◆ GIVEN INSTRUCTION
From the entries below, copy every line where the string "Department" appears.
================
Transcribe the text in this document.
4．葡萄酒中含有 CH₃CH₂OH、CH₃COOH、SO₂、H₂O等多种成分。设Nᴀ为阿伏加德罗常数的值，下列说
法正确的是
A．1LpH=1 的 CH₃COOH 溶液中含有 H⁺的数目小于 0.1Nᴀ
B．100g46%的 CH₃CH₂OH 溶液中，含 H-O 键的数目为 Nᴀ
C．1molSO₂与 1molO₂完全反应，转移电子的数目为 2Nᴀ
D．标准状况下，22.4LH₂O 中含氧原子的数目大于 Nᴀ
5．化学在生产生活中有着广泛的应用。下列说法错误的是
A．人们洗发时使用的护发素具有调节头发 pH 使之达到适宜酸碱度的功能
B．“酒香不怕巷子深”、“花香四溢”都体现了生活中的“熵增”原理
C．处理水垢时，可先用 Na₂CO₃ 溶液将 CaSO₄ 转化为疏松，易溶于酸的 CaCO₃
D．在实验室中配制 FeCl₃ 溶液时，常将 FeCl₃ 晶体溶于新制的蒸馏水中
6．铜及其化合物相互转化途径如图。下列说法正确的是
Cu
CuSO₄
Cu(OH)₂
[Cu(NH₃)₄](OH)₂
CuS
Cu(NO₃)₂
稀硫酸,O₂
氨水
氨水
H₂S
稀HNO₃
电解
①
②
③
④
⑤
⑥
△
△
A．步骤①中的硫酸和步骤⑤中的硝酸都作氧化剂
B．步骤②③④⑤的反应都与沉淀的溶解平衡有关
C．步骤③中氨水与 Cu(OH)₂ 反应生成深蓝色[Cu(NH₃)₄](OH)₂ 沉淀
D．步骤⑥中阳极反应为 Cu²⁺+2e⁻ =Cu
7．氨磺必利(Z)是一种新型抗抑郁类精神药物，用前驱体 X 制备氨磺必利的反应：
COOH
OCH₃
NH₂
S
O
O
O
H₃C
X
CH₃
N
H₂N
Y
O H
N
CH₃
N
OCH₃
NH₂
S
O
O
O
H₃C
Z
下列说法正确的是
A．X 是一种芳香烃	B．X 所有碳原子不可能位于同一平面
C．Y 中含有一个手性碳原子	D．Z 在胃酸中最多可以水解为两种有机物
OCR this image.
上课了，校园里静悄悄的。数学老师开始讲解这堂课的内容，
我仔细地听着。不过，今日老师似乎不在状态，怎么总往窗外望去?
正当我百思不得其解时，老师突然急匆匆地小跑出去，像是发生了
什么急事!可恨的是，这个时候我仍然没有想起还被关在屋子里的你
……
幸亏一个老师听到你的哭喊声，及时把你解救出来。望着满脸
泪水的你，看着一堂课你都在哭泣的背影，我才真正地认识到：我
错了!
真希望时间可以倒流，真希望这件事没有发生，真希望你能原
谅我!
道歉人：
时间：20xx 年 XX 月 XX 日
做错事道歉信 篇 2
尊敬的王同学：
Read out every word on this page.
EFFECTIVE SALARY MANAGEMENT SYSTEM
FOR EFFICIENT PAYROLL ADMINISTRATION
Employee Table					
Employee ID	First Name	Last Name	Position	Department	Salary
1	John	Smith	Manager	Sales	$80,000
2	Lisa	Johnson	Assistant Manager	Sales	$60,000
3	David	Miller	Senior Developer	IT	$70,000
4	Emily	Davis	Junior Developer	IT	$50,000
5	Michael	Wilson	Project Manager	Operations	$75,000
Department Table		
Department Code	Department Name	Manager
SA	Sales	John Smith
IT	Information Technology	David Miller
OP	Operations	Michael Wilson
================
◆ ANSWER TO THE TASK
Employee ID	First Name	Last Name	Position	Department	Salary
Department Table		
Department Code	Department Name	Manager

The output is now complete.